Data tied to figure images:
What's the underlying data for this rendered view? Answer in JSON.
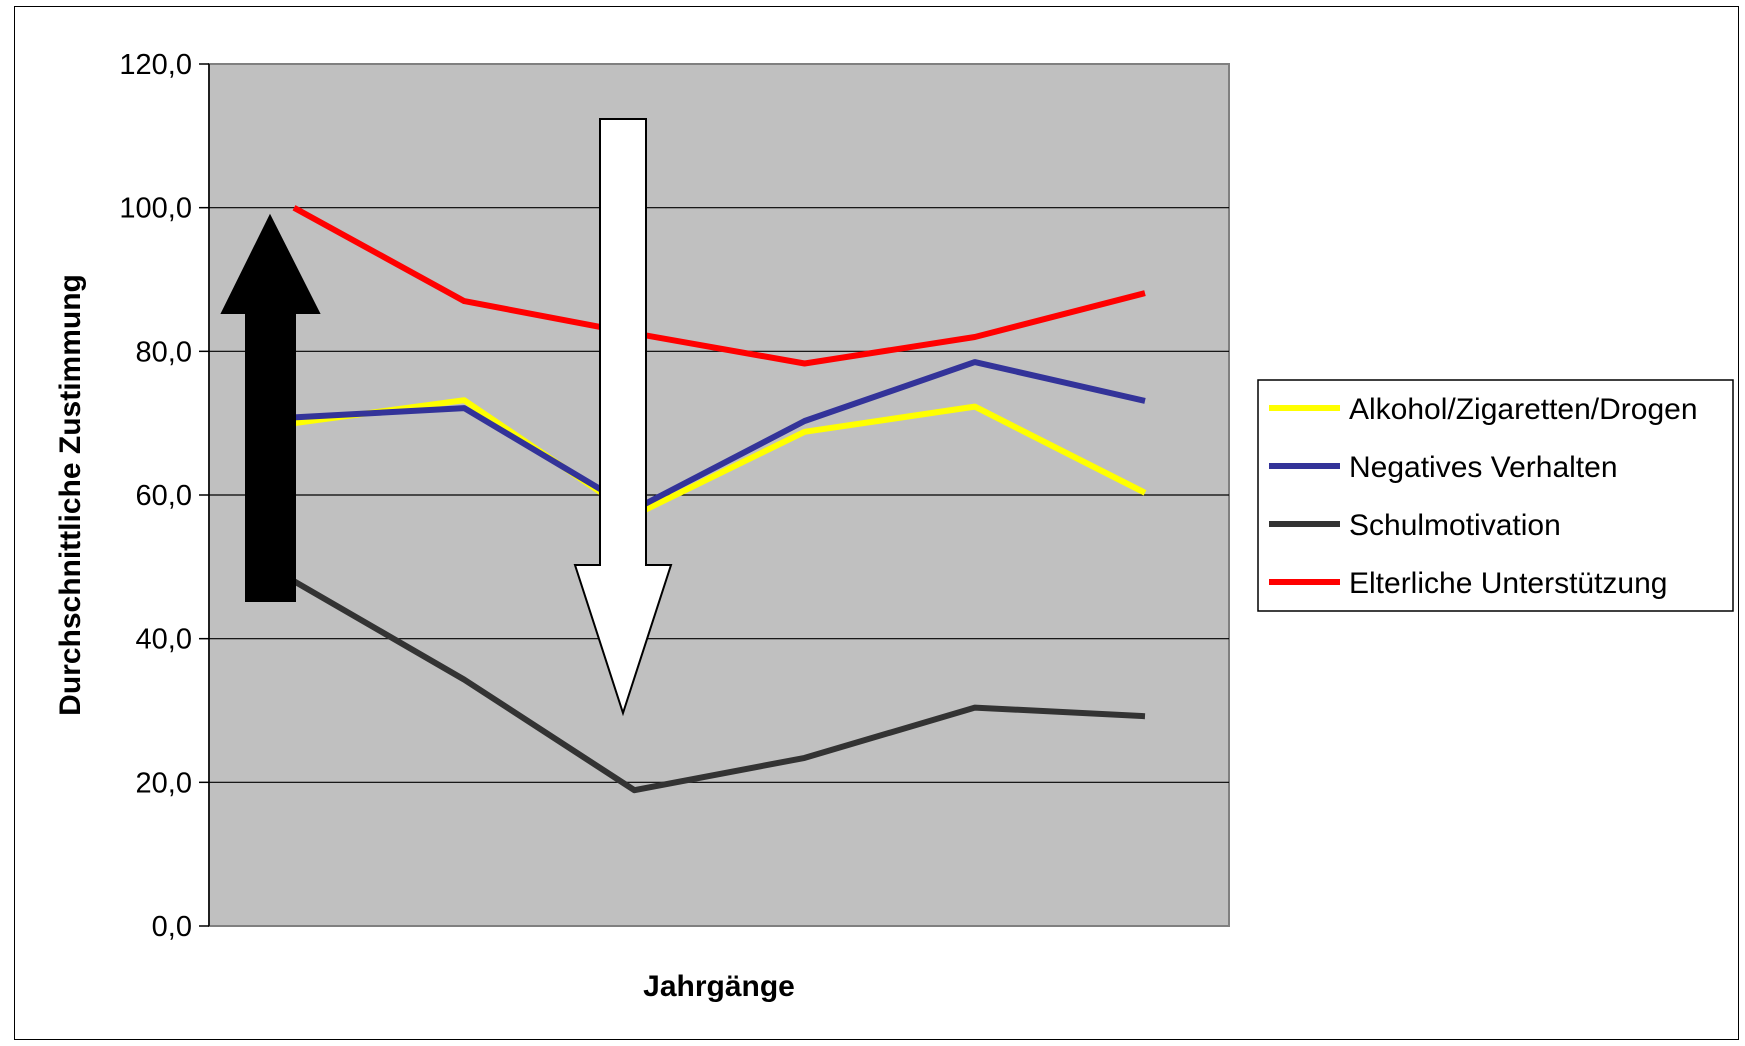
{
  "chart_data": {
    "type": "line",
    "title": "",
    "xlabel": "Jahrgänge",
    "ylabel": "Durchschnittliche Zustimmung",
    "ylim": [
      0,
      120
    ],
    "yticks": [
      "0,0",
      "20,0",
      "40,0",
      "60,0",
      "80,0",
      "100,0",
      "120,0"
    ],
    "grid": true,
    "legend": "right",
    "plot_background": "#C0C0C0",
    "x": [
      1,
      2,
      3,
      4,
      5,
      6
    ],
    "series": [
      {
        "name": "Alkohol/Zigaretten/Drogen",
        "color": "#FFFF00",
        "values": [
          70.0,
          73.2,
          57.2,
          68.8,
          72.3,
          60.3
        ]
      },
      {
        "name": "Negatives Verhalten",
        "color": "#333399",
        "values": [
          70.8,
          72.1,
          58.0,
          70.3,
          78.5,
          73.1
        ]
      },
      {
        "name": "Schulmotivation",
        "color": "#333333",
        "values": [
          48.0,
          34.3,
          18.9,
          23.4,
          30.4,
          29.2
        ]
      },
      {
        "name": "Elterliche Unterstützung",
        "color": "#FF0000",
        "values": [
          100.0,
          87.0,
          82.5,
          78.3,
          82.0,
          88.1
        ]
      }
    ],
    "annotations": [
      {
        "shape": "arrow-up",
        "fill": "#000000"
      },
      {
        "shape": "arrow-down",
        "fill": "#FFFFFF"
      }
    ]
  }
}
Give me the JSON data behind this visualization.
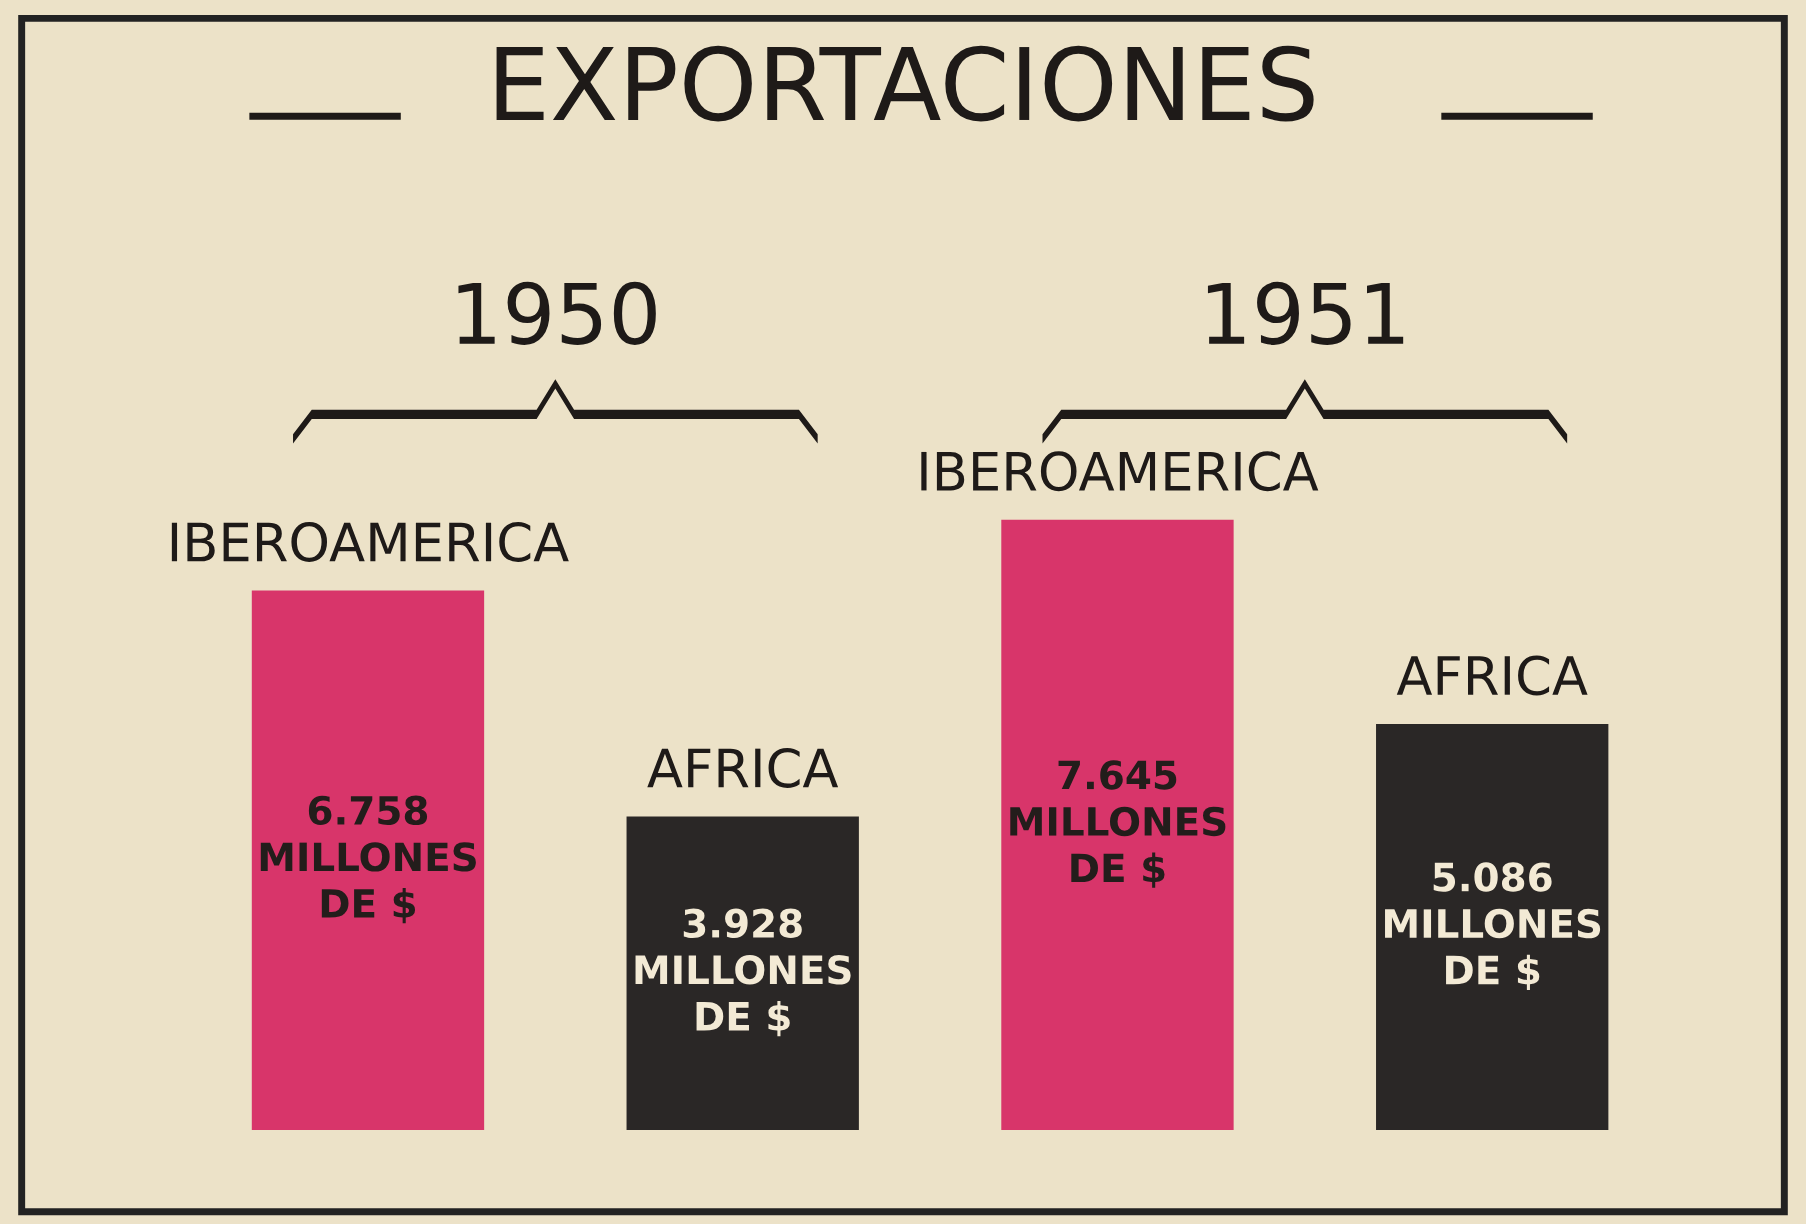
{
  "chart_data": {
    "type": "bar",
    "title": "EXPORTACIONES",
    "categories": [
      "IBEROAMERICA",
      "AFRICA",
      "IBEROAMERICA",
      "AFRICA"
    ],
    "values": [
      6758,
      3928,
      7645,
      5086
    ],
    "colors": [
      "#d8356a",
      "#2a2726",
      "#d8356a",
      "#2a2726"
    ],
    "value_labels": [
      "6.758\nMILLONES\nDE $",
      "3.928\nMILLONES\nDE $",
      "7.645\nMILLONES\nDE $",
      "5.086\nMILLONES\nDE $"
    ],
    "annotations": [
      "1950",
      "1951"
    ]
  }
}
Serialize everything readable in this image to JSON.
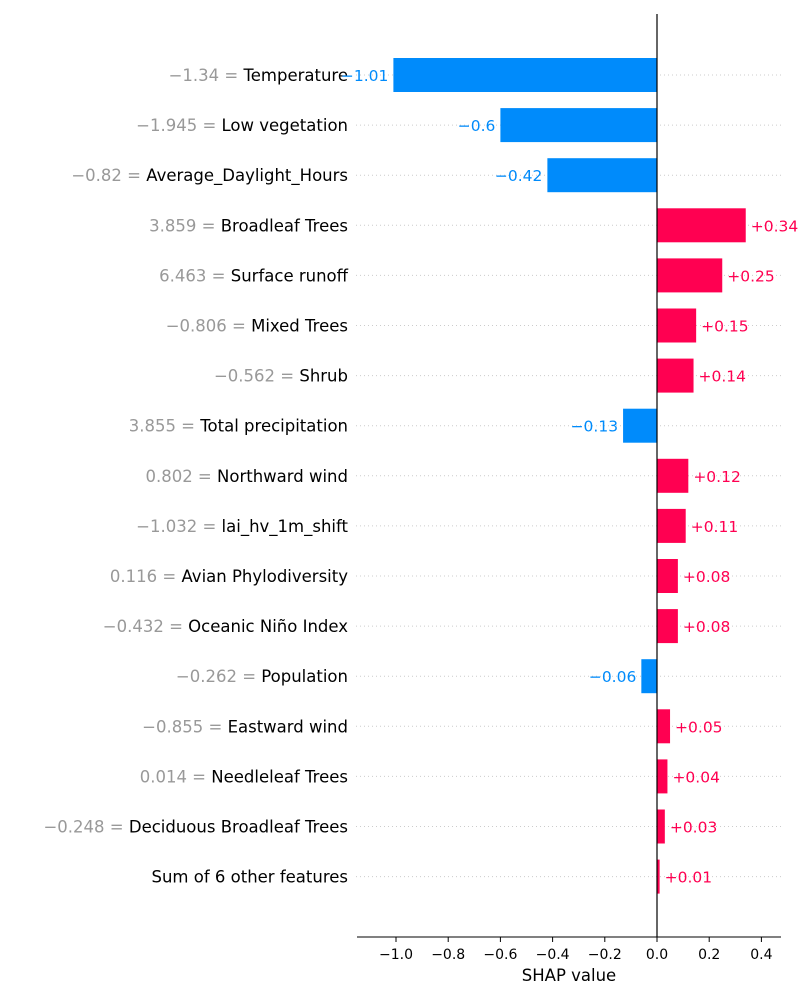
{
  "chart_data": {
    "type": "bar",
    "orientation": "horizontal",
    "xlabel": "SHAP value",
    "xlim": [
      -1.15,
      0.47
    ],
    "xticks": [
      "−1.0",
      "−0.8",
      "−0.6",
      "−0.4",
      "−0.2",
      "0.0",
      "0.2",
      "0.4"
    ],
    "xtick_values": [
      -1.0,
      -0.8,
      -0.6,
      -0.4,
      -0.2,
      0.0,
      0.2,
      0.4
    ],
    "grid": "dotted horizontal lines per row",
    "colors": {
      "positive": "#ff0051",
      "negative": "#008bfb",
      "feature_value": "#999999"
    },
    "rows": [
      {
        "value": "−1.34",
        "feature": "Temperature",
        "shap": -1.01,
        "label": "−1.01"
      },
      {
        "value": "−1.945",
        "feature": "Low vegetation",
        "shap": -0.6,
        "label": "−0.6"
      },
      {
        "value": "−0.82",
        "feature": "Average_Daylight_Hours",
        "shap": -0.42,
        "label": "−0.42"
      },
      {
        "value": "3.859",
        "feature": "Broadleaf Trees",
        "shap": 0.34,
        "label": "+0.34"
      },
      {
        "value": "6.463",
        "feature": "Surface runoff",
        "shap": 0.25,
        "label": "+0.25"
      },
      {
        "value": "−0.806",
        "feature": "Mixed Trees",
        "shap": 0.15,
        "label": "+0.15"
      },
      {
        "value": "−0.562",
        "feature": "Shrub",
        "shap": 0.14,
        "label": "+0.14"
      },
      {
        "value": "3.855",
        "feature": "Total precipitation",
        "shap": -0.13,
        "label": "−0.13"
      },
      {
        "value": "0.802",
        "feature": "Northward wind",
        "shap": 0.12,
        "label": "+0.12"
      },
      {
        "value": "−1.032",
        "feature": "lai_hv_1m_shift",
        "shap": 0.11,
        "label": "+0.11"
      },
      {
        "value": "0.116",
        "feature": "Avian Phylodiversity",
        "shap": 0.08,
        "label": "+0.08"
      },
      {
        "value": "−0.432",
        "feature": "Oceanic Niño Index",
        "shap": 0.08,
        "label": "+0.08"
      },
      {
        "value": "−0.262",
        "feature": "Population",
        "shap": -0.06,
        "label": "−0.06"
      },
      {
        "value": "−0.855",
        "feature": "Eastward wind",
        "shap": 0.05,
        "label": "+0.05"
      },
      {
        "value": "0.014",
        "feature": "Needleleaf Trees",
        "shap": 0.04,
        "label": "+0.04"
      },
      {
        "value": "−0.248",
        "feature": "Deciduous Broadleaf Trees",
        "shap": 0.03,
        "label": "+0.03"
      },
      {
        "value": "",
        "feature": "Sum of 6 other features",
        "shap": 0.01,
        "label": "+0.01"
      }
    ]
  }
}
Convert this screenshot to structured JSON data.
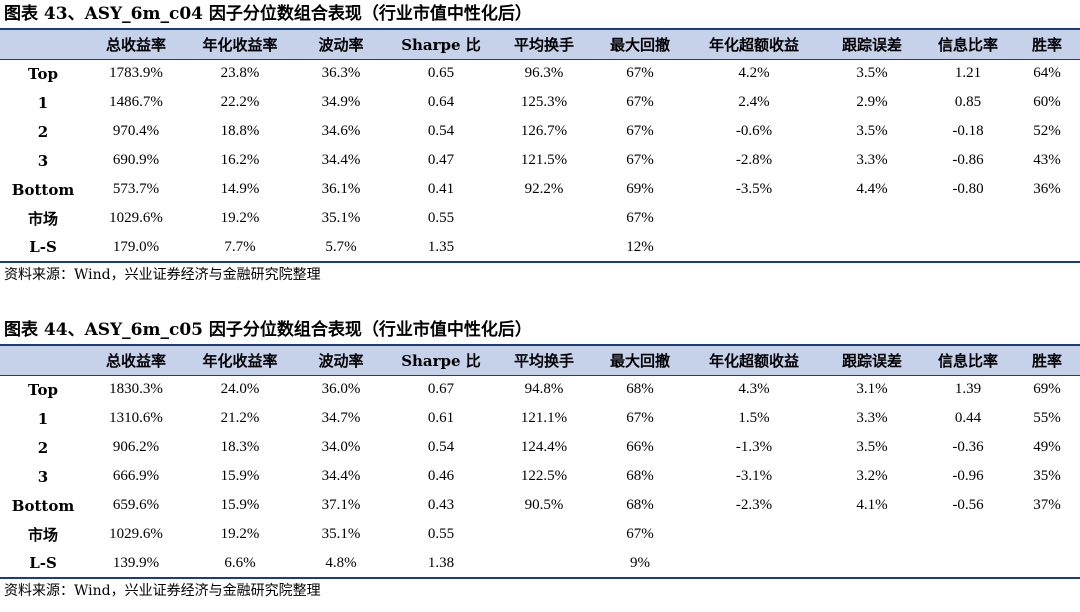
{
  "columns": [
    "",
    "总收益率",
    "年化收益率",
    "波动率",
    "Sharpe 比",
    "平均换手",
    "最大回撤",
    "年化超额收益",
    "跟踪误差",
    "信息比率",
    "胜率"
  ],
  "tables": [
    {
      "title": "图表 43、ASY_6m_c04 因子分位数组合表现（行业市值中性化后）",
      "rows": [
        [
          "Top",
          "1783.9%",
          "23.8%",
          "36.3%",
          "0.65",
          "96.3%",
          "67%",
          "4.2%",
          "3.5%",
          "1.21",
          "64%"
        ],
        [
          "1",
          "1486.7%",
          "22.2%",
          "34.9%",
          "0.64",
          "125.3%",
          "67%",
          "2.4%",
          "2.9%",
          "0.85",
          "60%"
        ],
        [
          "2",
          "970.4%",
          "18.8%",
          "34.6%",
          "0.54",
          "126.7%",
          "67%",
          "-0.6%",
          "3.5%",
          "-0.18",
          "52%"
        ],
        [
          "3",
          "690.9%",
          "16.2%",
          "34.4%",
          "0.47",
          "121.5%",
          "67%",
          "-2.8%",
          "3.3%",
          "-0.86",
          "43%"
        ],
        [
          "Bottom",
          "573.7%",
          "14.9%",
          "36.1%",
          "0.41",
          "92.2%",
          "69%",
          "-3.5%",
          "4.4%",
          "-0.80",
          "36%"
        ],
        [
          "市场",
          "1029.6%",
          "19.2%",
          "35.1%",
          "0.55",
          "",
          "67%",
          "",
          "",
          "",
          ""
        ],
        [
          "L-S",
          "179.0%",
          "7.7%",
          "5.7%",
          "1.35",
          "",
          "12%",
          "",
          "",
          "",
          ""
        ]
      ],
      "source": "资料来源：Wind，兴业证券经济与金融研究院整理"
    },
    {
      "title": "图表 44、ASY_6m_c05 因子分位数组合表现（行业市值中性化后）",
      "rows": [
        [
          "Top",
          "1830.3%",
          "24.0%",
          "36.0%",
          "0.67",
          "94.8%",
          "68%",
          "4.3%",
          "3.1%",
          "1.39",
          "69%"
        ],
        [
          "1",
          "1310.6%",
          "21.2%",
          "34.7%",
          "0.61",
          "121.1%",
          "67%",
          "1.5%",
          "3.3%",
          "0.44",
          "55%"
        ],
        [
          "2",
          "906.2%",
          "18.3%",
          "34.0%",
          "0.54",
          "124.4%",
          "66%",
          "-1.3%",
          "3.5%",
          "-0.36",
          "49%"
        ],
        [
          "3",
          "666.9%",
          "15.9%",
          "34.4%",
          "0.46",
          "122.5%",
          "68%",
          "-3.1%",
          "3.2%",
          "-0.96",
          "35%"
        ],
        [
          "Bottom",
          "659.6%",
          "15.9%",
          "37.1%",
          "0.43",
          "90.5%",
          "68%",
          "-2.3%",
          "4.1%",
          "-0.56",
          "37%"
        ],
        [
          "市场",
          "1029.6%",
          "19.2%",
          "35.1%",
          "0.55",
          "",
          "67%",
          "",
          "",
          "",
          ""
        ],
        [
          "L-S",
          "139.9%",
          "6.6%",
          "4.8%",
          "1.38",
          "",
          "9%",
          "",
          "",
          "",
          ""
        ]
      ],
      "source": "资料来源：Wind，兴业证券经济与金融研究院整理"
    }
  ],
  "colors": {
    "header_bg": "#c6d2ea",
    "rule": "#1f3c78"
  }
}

__Exercise task__: Read through the data and copy every line where "horizontal" shows up.

__Answer to this problem__:
    "orientation": "horizontal",
    "grid": "dotted horizontal lines per row",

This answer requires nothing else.